What is required: Every record below is to be retyped exactly.

Data to use:

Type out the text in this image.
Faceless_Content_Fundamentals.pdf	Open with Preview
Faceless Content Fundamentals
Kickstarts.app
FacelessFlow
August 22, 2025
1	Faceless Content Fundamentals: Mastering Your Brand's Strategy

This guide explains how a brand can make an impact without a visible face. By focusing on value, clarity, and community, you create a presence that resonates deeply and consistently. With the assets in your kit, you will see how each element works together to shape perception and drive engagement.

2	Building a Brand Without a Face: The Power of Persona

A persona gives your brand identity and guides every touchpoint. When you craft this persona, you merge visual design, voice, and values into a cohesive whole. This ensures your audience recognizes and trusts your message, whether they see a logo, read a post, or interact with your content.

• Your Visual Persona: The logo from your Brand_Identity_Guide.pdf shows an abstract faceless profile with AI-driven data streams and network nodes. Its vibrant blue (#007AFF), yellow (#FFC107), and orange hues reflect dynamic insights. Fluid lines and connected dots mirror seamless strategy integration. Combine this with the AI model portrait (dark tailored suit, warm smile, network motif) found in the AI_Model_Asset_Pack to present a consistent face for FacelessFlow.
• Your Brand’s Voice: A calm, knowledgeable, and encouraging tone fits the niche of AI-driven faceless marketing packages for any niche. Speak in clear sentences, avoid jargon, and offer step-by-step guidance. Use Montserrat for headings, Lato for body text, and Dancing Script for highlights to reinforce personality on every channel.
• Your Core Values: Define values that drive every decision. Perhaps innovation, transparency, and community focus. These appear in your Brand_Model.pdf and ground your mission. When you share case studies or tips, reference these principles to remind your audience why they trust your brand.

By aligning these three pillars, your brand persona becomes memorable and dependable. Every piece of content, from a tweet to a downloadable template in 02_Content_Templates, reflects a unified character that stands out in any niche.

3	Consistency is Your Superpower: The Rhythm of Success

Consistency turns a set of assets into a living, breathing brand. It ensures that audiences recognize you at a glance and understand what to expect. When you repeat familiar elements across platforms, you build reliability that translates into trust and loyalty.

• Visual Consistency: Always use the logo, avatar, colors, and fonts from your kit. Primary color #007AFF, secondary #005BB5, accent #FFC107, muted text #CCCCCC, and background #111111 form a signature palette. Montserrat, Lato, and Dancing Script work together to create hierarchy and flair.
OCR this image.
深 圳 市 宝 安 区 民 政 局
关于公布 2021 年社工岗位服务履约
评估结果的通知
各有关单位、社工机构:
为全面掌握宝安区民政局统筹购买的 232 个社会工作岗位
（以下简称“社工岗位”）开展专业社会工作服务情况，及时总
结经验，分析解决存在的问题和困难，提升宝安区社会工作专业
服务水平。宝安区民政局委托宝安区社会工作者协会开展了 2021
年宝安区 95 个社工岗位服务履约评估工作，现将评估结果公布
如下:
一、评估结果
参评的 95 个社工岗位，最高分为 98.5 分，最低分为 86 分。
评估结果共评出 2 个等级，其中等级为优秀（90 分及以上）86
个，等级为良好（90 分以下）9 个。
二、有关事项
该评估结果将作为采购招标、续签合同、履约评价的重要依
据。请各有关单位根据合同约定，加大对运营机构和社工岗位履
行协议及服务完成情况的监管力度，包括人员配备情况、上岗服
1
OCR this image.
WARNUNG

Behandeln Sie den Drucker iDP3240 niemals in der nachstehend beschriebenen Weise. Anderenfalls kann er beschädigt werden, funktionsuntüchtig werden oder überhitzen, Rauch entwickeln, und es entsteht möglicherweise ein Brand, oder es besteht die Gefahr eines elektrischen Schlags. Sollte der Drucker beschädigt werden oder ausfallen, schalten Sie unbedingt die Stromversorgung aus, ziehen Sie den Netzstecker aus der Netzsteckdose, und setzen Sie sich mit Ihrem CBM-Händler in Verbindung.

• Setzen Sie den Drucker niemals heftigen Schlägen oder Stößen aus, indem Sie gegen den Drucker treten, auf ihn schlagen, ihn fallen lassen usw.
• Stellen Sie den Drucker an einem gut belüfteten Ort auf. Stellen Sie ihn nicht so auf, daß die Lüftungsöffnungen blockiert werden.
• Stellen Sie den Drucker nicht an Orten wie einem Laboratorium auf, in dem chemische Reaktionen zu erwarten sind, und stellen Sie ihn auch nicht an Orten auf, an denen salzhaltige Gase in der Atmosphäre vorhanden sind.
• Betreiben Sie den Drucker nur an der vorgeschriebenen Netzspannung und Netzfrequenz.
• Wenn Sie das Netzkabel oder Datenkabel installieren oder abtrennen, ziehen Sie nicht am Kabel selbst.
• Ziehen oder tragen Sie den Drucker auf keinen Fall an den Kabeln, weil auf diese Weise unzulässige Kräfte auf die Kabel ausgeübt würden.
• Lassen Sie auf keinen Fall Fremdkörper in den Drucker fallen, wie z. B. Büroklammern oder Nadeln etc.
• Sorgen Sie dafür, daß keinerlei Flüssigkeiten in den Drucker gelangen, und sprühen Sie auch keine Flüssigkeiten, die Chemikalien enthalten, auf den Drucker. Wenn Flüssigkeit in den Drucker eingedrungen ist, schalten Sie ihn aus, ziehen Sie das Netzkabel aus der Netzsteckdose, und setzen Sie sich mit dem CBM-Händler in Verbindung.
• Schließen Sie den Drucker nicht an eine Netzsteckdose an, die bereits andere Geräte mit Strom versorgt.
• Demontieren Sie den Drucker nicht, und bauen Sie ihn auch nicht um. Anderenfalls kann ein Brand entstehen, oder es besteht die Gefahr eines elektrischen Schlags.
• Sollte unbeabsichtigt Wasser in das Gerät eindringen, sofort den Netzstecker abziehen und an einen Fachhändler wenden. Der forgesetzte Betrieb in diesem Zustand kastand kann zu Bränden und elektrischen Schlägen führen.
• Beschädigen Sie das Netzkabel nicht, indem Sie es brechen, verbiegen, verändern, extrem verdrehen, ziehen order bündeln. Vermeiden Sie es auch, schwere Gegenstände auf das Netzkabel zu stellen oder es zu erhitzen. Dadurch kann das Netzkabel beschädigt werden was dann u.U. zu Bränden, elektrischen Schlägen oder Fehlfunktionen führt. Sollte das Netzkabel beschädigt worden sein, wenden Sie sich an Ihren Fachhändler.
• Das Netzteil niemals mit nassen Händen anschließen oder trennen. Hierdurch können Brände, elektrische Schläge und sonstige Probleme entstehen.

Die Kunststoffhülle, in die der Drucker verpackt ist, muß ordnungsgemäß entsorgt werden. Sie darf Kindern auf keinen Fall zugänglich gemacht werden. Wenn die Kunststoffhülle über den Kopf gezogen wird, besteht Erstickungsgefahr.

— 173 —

Written reply:
Type out the text in this image.
Faceless_Content_Fundamentals.pdf	Open with Preview
Faceless Content Fundamentals
Kickstarts.app
FacelessFlow
August 22, 2025
1	Faceless Content Fundamentals: Mastering Your Brand's Strategy

This guide explains how a brand can make an impact without a visible face. By focusing on value, clarity, and community, you create a presence that resonates deeply and consistently. With the assets in your kit, you will see how each element works together to shape perception and drive engagement.

2	Building a Brand Without a Face: The Power of Persona

A persona gives your brand identity and guides every touchpoint. When you craft this persona, you merge visual design, voice, and values into a cohesive whole. This ensures your audience recognizes and trusts your message, whether they see a logo, read a post, or interact with your content.

• Your Visual Persona: The logo from your Brand_Identity_Guide.pdf shows an abstract faceless profile with AI-driven data streams and network nodes. Its vibrant blue (#007AFF), yellow (#FFC107), and orange hues reflect dynamic insights. Fluid lines and connected dots mirror seamless strategy integration. Combine this with the AI model portrait (dark tailored suit, warm smile, network motif) found in the AI_Model_Asset_Pack to present a consistent face for FacelessFlow.
• Your Brand’s Voice: A calm, knowledgeable, and encouraging tone fits the niche of AI-driven faceless marketing packages for any niche. Speak in clear sentences, avoid jargon, and offer step-by-step guidance. Use Montserrat for headings, Lato for body text, and Dancing Script for highlights to reinforce personality on every channel.
• Your Core Values: Define values that drive every decision. Perhaps innovation, transparency, and community focus. These appear in your Brand_Model.pdf and ground your mission. When you share case studies or tips, reference these principles to remind your audience why they trust your brand.

By aligning these three pillars, your brand persona becomes memorable and dependable. Every piece of content, from a tweet to a downloadable template in 02_Content_Templates, reflects a unified character that stands out in any niche.

3	Consistency is Your Superpower: The Rhythm of Success

Consistency turns a set of assets into a living, breathing brand. It ensures that audiences recognize you at a glance and understand what to expect. When you repeat familiar elements across platforms, you build reliability that translates into trust and loyalty.

• Visual Consistency: Always use the logo, avatar, colors, and fonts from your kit. Primary color #007AFF, secondary #005BB5, accent #FFC107, muted text #CCCCCC, and background #111111 form a signature palette. Montserrat, Lato, and Dancing Script work together to create hierarchy and flair.
OCR this image.
深 圳 市 宝 安 区 民 政 局
关于公布 2021 年社工岗位服务履约
评估结果的通知
各有关单位、社工机构:
为全面掌握宝安区民政局统筹购买的 232 个社会工作岗位
（以下简称“社工岗位”）开展专业社会工作服务情况，及时总
结经验，分析解决存在的问题和困难，提升宝安区社会工作专业
服务水平。宝安区民政局委托宝安区社会工作者协会开展了 2021
年宝安区 95 个社工岗位服务履约评估工作，现将评估结果公布
如下:
一、评估结果
参评的 95 个社工岗位，最高分为 98.5 分，最低分为 86 分。
评估结果共评出 2 个等级，其中等级为优秀（90 分及以上）86
个，等级为良好（90 分以下）9 个。
二、有关事项
该评估结果将作为采购招标、续签合同、履约评价的重要依
据。请各有关单位根据合同约定，加大对运营机构和社工岗位履
行协议及服务完成情况的监管力度，包括人员配备情况、上岗服
1
OCR this image.
WARNUNG

Behandeln Sie den Drucker iDP3240 niemals in der nachstehend beschriebenen Weise. Anderenfalls kann er beschädigt werden, funktionsuntüchtig werden oder überhitzen, Rauch entwickeln, und es entsteht möglicherweise ein Brand, oder es besteht die Gefahr eines elektrischen Schlags. Sollte der Drucker beschädigt werden oder ausfallen, schalten Sie unbedingt die Stromversorgung aus, ziehen Sie den Netzstecker aus der Netzsteckdose, und setzen Sie sich mit Ihrem CBM-Händler in Verbindung.

• Setzen Sie den Drucker niemals heftigen Schlägen oder Stößen aus, indem Sie gegen den Drucker treten, auf ihn schlagen, ihn fallen lassen usw.
• Stellen Sie den Drucker an einem gut belüfteten Ort auf. Stellen Sie ihn nicht so auf, daß die Lüftungsöffnungen blockiert werden.
• Stellen Sie den Drucker nicht an Orten wie einem Laboratorium auf, in dem chemische Reaktionen zu erwarten sind, und stellen Sie ihn auch nicht an Orten auf, an denen salzhaltige Gase in der Atmosphäre vorhanden sind.
• Betreiben Sie den Drucker nur an der vorgeschriebenen Netzspannung und Netzfrequenz.
• Wenn Sie das Netzkabel oder Datenkabel installieren oder abtrennen, ziehen Sie nicht am Kabel selbst.
• Ziehen oder tragen Sie den Drucker auf keinen Fall an den Kabeln, weil auf diese Weise unzulässige Kräfte auf die Kabel ausgeübt würden.
• Lassen Sie auf keinen Fall Fremdkörper in den Drucker fallen, wie z. B. Büroklammern oder Nadeln etc.
• Sorgen Sie dafür, daß keinerlei Flüssigkeiten in den Drucker gelangen, und sprühen Sie auch keine Flüssigkeiten, die Chemikalien enthalten, auf den Drucker. Wenn Flüssigkeit in den Drucker eingedrungen ist, schalten Sie ihn aus, ziehen Sie das Netzkabel aus der Netzsteckdose, und setzen Sie sich mit dem CBM-Händler in Verbindung.
• Schließen Sie den Drucker nicht an eine Netzsteckdose an, die bereits andere Geräte mit Strom versorgt.
• Demontieren Sie den Drucker nicht, und bauen Sie ihn auch nicht um. Anderenfalls kann ein Brand entstehen, oder es besteht die Gefahr eines elektrischen Schlags.
• Sollte unbeabsichtigt Wasser in das Gerät eindringen, sofort den Netzstecker abziehen und an einen Fachhändler wenden. Der forgesetzte Betrieb in diesem Zustand kastand kann zu Bränden und elektrischen Schlägen führen.
• Beschädigen Sie das Netzkabel nicht, indem Sie es brechen, verbiegen, verändern, extrem verdrehen, ziehen order bündeln. Vermeiden Sie es auch, schwere Gegenstände auf das Netzkabel zu stellen oder es zu erhitzen. Dadurch kann das Netzkabel beschädigt werden was dann u.U. zu Bränden, elektrischen Schlägen oder Fehlfunktionen führt. Sollte das Netzkabel beschädigt worden sein, wenden Sie sich an Ihren Fachhändler.
• Das Netzteil niemals mit nassen Händen anschließen oder trennen. Hierdurch können Brände, elektrische Schläge und sonstige Probleme entstehen.

Die Kunststoffhülle, in die der Drucker verpackt ist, muß ordnungsgemäß entsorgt werden. Sie darf Kindern auf keinen Fall zugänglich gemacht werden. Wenn die Kunststoffhülle über den Kopf gezogen wird, besteht Erstickungsgefahr.

— 173 —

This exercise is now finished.